### [What this task involves]
Show every line in the records below that contains the string "equipment".

### [Supplied entries]
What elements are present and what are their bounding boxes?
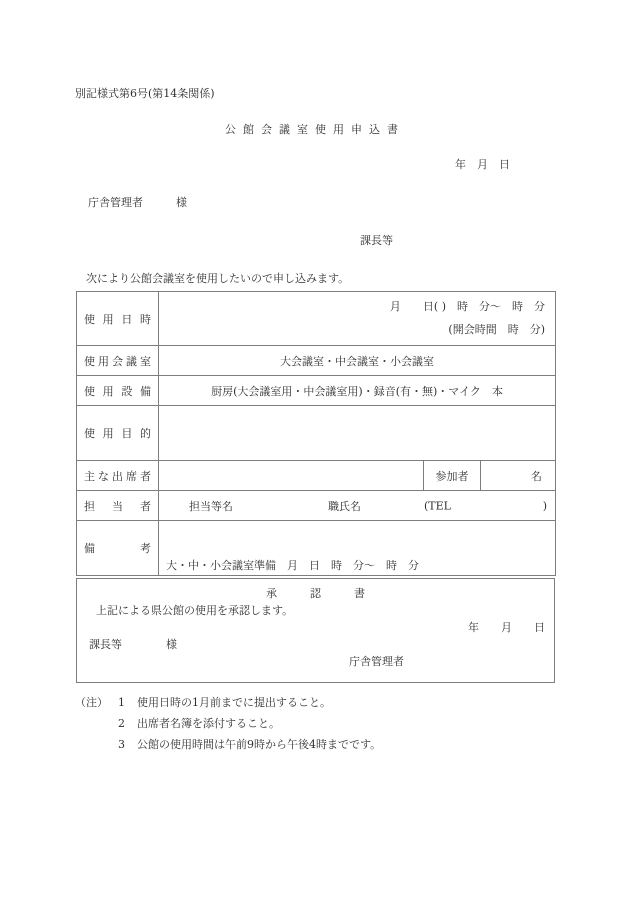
document-page: 別記様式第6号(第14条関係) 公館会議室使用申込書 年 月 日 庁舎管理者 様… xyxy=(0,0,630,915)
application-table: 使用日時 月 日( ) 時 分～ 時 分 (開会時間 時 分) 使用会議室 大会… xyxy=(76,291,556,576)
note-line: 3 公館の使用時間は午前9時から午後4時までです。 xyxy=(75,734,630,755)
label-remarks: 備考 xyxy=(77,521,159,576)
row-equipment: 使用設備 厨房(大会議室用・中会議室用)・録音(有・無)・マイク 本 xyxy=(77,376,556,406)
label-usage-datetime: 使用日時 xyxy=(77,292,159,346)
form-number-label: 別記様式第6号(第14条関係) xyxy=(75,86,630,101)
label-equipment: 使用設備 xyxy=(77,376,159,406)
datetime-line1: 月 日( ) 時 分～ 時 分 xyxy=(159,295,555,318)
note-number: 3 xyxy=(118,734,137,755)
note-number: 2 xyxy=(118,713,137,734)
row-meeting-room: 使用会議室 大会議室・中会議室・小会議室 xyxy=(77,346,556,376)
notes-section: （注） 1 使用日時の1月前までに提出すること。 2 出席者名簿を添付すること。… xyxy=(75,692,630,755)
intro-sentence: 次により公館会議室を使用したいので申し込みます。 xyxy=(86,271,630,286)
label-contact-person: 担当者 xyxy=(77,491,159,521)
cell-participants-label: 参加者 xyxy=(424,461,481,491)
label-meeting-room: 使用会議室 xyxy=(77,346,159,376)
datetime-line2: (開会時間 時 分) xyxy=(159,318,555,341)
note-line: （注） 1 使用日時の1月前までに提出すること。 xyxy=(75,692,630,713)
cell-contact-person: 担当等名 職氏名 (TEL ) xyxy=(159,491,556,521)
row-attendees: 主な出席者 参加者 名 xyxy=(77,461,556,491)
approval-body: 上記による県公館の使用を承認します。 xyxy=(96,602,554,619)
document-title: 公館会議室使用申込書 xyxy=(0,122,630,137)
applicant-role-line: 課長等 xyxy=(360,233,630,248)
cell-equipment: 厨房(大会議室用・中会議室用)・録音(有・無)・マイク 本 xyxy=(159,376,556,406)
approval-section: 承 認 書 上記による県公館の使用を承認します。 年 月 日 課長等 様 庁舎管… xyxy=(76,578,555,683)
row-purpose: 使用目的 xyxy=(77,406,556,461)
note-number: 1 xyxy=(118,692,137,713)
cell-usage-datetime: 月 日( ) 時 分～ 時 分 (開会時間 時 分) xyxy=(159,292,556,346)
contact-tel-open: (TEL xyxy=(424,499,451,512)
note-line: 2 出席者名簿を添付すること。 xyxy=(75,713,630,734)
label-purpose: 使用目的 xyxy=(77,406,159,461)
cell-meeting-room: 大会議室・中会議室・小会議室 xyxy=(159,346,556,376)
cell-attendees xyxy=(159,461,424,491)
note-text: 使用日時の1月前までに提出すること。 xyxy=(137,692,331,713)
row-remarks: 備考 大・中・小会議室準備 月 日 時 分～ 時 分 xyxy=(77,521,556,576)
contact-tel-close: ) xyxy=(543,499,547,512)
approval-signer-line: 庁舎管理者 xyxy=(349,653,554,670)
contact-title-label: 職氏名 xyxy=(328,498,361,514)
row-contact-person: 担当者 担当等名 職氏名 (TEL ) xyxy=(77,491,556,521)
note-prefix xyxy=(75,713,118,734)
note-prefix: （注） xyxy=(75,692,118,713)
note-text: 出席者名簿を添付すること。 xyxy=(137,713,280,734)
row-usage-datetime: 使用日時 月 日( ) 時 分～ 時 分 (開会時間 時 分) xyxy=(77,292,556,346)
approval-addressee-line: 課長等 様 xyxy=(89,636,554,653)
note-text: 公館の使用時間は午前9時から午後4時までです。 xyxy=(137,734,381,755)
cell-purpose xyxy=(159,406,556,461)
contact-name-label: 担当等名 xyxy=(189,498,233,514)
cell-remarks: 大・中・小会議室準備 月 日 時 分～ 時 分 xyxy=(159,521,556,576)
approval-title: 承 認 書 xyxy=(77,585,554,602)
remarks-preparation-note: 大・中・小会議室準備 月 日 時 分～ 時 分 xyxy=(159,557,555,575)
label-attendees: 主な出席者 xyxy=(77,461,159,491)
approval-date-line: 年 月 日 xyxy=(77,619,554,636)
application-date-line: 年 月 日 xyxy=(0,157,630,172)
note-prefix xyxy=(75,734,118,755)
addressee-line: 庁舎管理者 様 xyxy=(88,195,630,210)
cell-participants-count: 名 xyxy=(481,461,556,491)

### [The answer]
row-equipment: 使用設備 厨房(大会議室用・中会議室用)・録音(有・無)・マイク 本 xyxy=(77,376,556,406)
label-equipment: 使用設備 xyxy=(77,376,159,406)
cell-equipment: 厨房(大会議室用・中会議室用)・録音(有・無)・マイク 本 xyxy=(159,376,556,406)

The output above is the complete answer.